>> begin RECORDS FOR PROCESSING
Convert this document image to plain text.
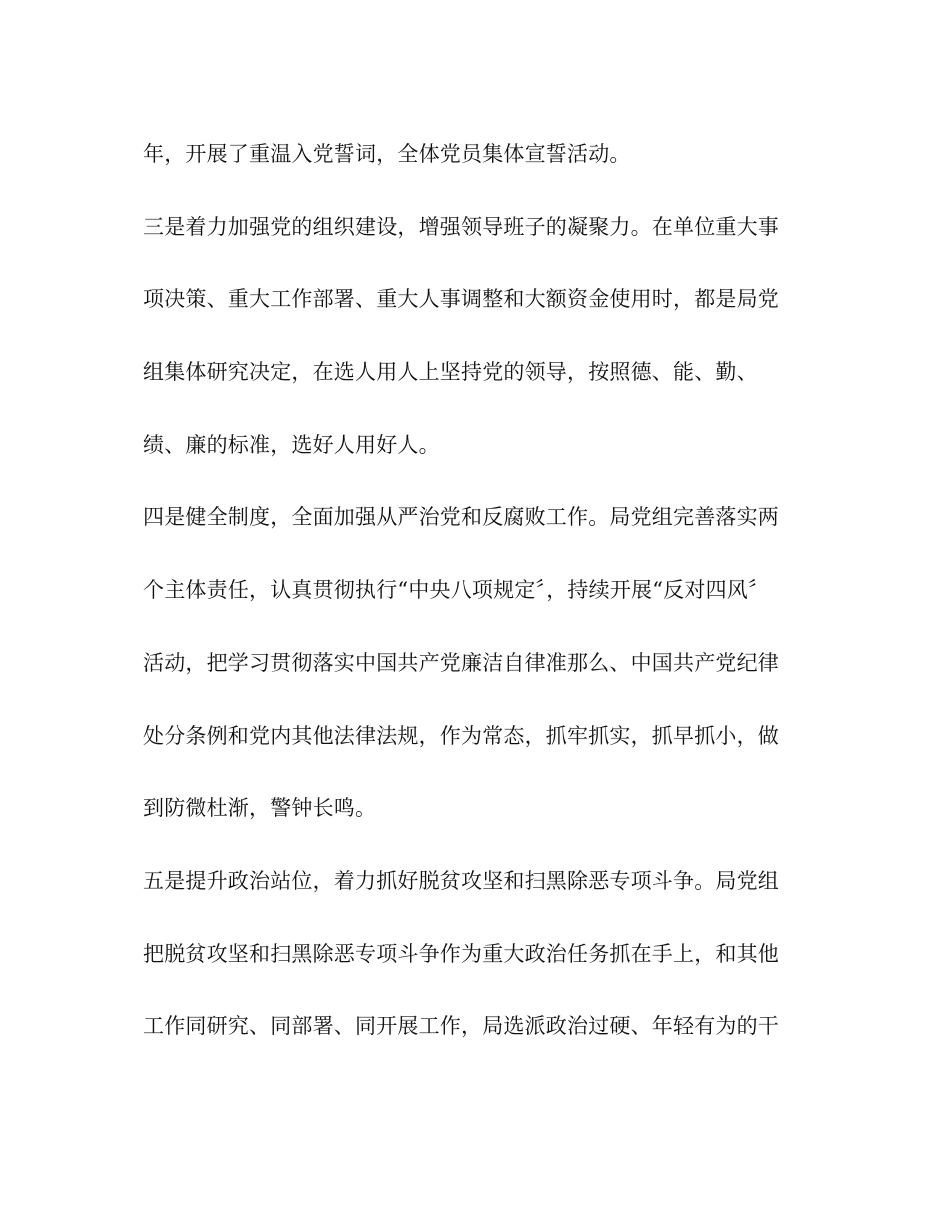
年，开展了重温入党誓词，全体党员集体宣誓活动。
三是着力加强党的组织建设，增强领导班子的凝聚力。在单位重大事
项决策、重大工作部署、重大人事调整和大额资金使用时，都是局党
组集体研究决定，在选人用人上坚持党的领导，按照德、能、勤、
绩、廉的标准，选好人用好人。
四是健全制度，全面加强从严治党和反腐败工作。局党组完善落实两
个主体责任，认真贯彻执行“中央八项规定〞，持续开展“反对四风〞
活动，把学习贯彻落实中国共产党廉洁自律准那么、中国共产党纪律
处分条例和党内其他法律法规，作为常态，抓牢抓实，抓早抓小，做
到防微杜渐，警钟长鸣。
五是提升政治站位，着力抓好脱贫攻坚和扫黑除恶专项斗争。局党组
把脱贫攻坚和扫黑除恶专项斗争作为重大政治任务抓在手上，和其他
工作同研究、同部署、同开展工作，局选派政治过硬、年轻有为的干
>> end RECORDS FOR PROCESSING
WORK TO DO: Quote the material word for word, dropping any images it holds.

COMPLETED TASK:
Convert this document image to plain text.
年，开展了重温入党誓词，全体党员集体宣誓活动。
三是着力加强党的组织建设，增强领导班子的凝聚力。在单位重大事
项决策、重大工作部署、重大人事调整和大额资金使用时，都是局党
组集体研究决定，在选人用人上坚持党的领导，按照德、能、勤、
绩、廉的标准，选好人用好人。
四是健全制度，全面加强从严治党和反腐败工作。局党组完善落实两
个主体责任，认真贯彻执行“中央八项规定〞，持续开展“反对四风〞
活动，把学习贯彻落实中国共产党廉洁自律准那么、中国共产党纪律
处分条例和党内其他法律法规，作为常态，抓牢抓实，抓早抓小，做
到防微杜渐，警钟长鸣。
五是提升政治站位，着力抓好脱贫攻坚和扫黑除恶专项斗争。局党组
把脱贫攻坚和扫黑除恶专项斗争作为重大政治任务抓在手上，和其他
工作同研究、同部署、同开展工作，局选派政治过硬、年轻有为的干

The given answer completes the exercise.